● EXERCISE DETAILS:
Every line of the material is to be repeated exactly as it stands.

● SUPPLIED RECORDS:
***

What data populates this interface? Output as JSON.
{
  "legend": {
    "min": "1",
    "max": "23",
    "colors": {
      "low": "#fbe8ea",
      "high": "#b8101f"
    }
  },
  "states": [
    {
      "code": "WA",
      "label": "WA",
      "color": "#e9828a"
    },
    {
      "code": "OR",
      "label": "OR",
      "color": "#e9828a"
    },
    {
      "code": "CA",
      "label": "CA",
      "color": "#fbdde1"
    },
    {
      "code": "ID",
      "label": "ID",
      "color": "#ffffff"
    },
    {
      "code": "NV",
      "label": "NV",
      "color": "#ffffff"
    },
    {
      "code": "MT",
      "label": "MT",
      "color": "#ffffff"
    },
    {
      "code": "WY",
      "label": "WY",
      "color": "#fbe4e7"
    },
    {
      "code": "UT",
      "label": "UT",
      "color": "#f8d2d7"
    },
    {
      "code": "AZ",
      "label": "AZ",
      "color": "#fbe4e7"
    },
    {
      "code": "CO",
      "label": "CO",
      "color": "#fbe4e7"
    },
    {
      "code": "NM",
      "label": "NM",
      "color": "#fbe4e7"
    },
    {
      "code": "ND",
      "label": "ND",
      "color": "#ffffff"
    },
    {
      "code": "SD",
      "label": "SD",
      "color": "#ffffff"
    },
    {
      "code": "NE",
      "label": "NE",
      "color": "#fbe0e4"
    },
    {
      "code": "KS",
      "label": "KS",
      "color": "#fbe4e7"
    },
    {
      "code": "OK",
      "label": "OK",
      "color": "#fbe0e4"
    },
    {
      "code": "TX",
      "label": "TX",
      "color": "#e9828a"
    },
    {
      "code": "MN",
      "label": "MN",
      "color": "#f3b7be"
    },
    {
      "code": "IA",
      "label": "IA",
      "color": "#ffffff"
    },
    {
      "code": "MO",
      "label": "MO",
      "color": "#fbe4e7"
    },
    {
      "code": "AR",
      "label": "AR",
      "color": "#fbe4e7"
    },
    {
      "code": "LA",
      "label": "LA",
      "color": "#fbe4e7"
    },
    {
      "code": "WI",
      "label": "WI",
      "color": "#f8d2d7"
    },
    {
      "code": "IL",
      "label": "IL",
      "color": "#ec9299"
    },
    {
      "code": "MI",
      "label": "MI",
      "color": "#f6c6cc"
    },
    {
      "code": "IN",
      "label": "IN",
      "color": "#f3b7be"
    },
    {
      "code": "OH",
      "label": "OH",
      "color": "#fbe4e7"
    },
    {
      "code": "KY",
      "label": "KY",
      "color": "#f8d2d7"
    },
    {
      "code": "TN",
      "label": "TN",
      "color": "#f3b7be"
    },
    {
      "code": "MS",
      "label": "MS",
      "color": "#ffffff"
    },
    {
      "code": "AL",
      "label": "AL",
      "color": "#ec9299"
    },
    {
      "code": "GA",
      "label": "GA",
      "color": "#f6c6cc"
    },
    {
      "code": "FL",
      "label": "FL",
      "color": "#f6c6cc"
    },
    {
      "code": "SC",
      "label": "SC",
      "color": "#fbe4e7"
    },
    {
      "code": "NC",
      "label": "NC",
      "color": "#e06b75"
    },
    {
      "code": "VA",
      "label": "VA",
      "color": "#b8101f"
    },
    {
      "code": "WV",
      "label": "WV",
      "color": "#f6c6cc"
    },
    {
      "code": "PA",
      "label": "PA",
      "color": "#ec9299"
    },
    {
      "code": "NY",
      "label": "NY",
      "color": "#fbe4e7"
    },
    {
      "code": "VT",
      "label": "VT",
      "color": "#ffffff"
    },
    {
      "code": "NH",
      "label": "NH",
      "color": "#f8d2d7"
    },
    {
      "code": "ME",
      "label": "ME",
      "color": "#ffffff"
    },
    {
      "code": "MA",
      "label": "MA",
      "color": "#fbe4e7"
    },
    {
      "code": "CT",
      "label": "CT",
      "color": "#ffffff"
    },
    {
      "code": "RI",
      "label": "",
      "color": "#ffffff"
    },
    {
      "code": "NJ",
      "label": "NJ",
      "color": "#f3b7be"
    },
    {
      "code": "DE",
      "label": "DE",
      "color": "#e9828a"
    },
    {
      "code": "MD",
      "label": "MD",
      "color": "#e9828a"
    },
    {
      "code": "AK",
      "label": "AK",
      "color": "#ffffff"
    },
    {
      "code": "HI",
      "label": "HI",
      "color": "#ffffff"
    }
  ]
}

***

● OUTPUT:
What data populates this interface? Output as JSON.
{
  "legend": {
    "min": "1",
    "max": "23",
    "colors": {
      "low": "#fbe8ea",
      "high": "#b8101f"
    }
  },
  "states": [
    {
      "code": "WA",
      "label": "WA",
      "color": "#e9828a"
    },
    {
      "code": "OR",
      "label": "OR",
      "color": "#e9828a"
    },
    {
      "code": "CA",
      "label": "CA",
      "color": "#fbdde1"
    },
    {
      "code": "ID",
      "label": "ID",
      "color": "#ffffff"
    },
    {
      "code": "NV",
      "label": "NV",
      "color": "#ffffff"
    },
    {
      "code": "MT",
      "label": "MT",
      "color": "#ffffff"
    },
    {
      "code": "WY",
      "label": "WY",
      "color": "#fbe4e7"
    },
    {
      "code": "UT",
      "label": "UT",
      "color": "#f8d2d7"
    },
    {
      "code": "AZ",
      "label": "AZ",
      "color": "#fbe4e7"
    },
    {
      "code": "CO",
      "label": "CO",
      "color": "#fbe4e7"
    },
    {
      "code": "NM",
      "label": "NM",
      "color": "#fbe4e7"
    },
    {
      "code": "ND",
      "label": "ND",
      "color": "#ffffff"
    },
    {
      "code": "SD",
      "label": "SD",
      "color": "#ffffff"
    },
    {
      "code": "NE",
      "label": "NE",
      "color": "#fbe0e4"
    },
    {
      "code": "KS",
      "label": "KS",
      "color": "#fbe4e7"
    },
    {
      "code": "OK",
      "label": "OK",
      "color": "#fbe0e4"
    },
    {
      "code": "TX",
      "label": "TX",
      "color": "#e9828a"
    },
    {
      "code": "MN",
      "label": "MN",
      "color": "#f3b7be"
    },
    {
      "code": "IA",
      "label": "IA",
      "color": "#ffffff"
    },
    {
      "code": "MO",
      "label": "MO",
      "color": "#fbe4e7"
    },
    {
      "code": "AR",
      "label": "AR",
      "color": "#fbe4e7"
    },
    {
      "code": "LA",
      "label": "LA",
      "color": "#fbe4e7"
    },
    {
      "code": "WI",
      "label": "WI",
      "color": "#f8d2d7"
    },
    {
      "code": "IL",
      "label": "IL",
      "color": "#ec9299"
    },
    {
      "code": "MI",
      "label": "MI",
      "color": "#f6c6cc"
    },
    {
      "code": "IN",
      "label": "IN",
      "color": "#f3b7be"
    },
    {
      "code": "OH",
      "label": "OH",
      "color": "#fbe4e7"
    },
    {
      "code": "KY",
      "label": "KY",
      "color": "#f8d2d7"
    },
    {
      "code": "TN",
      "label": "TN",
      "color": "#f3b7be"
    },
    {
      "code": "MS",
      "label": "MS",
      "color": "#ffffff"
    },
    {
      "code": "AL",
      "label": "AL",
      "color": "#ec9299"
    },
    {
      "code": "GA",
      "label": "GA",
      "color": "#f6c6cc"
    },
    {
      "code": "FL",
      "label": "FL",
      "color": "#f6c6cc"
    },
    {
      "code": "SC",
      "label": "SC",
      "color": "#fbe4e7"
    },
    {
      "code": "NC",
      "label": "NC",
      "color": "#e06b75"
    },
    {
      "code": "VA",
      "label": "VA",
      "color": "#b8101f"
    },
    {
      "code": "WV",
      "label": "WV",
      "color": "#f6c6cc"
    },
    {
      "code": "PA",
      "label": "PA",
      "color": "#ec9299"
    },
    {
      "code": "NY",
      "label": "NY",
      "color": "#fbe4e7"
    },
    {
      "code": "VT",
      "label": "VT",
      "color": "#ffffff"
    },
    {
      "code": "NH",
      "label": "NH",
      "color": "#f8d2d7"
    },
    {
      "code": "ME",
      "label": "ME",
      "color": "#ffffff"
    },
    {
      "code": "MA",
      "label": "MA",
      "color": "#fbe4e7"
    },
    {
      "code": "CT",
      "label": "CT",
      "color": "#ffffff"
    },
    {
      "code": "RI",
      "label": "",
      "color": "#ffffff"
    },
    {
      "code": "NJ",
      "label": "NJ",
      "color": "#f3b7be"
    },
    {
      "code": "DE",
      "label": "DE",
      "color": "#e9828a"
    },
    {
      "code": "MD",
      "label": "MD",
      "color": "#e9828a"
    },
    {
      "code": "AK",
      "label": "AK",
      "color": "#ffffff"
    },
    {
      "code": "HI",
      "label": "HI",
      "color": "#ffffff"
    }
  ]
}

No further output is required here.